> **Do this**: Collect every line of the records below that contains the word "Measure".

-- START Data for processing --

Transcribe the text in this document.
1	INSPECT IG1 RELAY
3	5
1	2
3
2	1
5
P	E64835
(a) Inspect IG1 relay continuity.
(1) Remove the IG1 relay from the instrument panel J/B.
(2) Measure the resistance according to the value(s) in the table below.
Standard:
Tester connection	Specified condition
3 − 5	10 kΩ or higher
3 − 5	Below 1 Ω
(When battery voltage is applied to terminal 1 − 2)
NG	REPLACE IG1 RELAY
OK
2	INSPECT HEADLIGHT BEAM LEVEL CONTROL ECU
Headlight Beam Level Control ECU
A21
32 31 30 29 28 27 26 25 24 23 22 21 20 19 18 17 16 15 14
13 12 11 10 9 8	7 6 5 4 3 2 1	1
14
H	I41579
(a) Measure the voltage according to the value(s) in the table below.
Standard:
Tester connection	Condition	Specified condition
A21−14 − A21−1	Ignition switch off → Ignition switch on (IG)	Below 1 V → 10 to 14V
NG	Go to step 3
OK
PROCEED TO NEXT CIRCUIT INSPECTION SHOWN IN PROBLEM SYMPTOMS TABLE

-- END Data for processing --

> **The response**:
(2) Measure the resistance according to the value(s) in the table below.
(a) Measure the voltage according to the value(s) in the table below.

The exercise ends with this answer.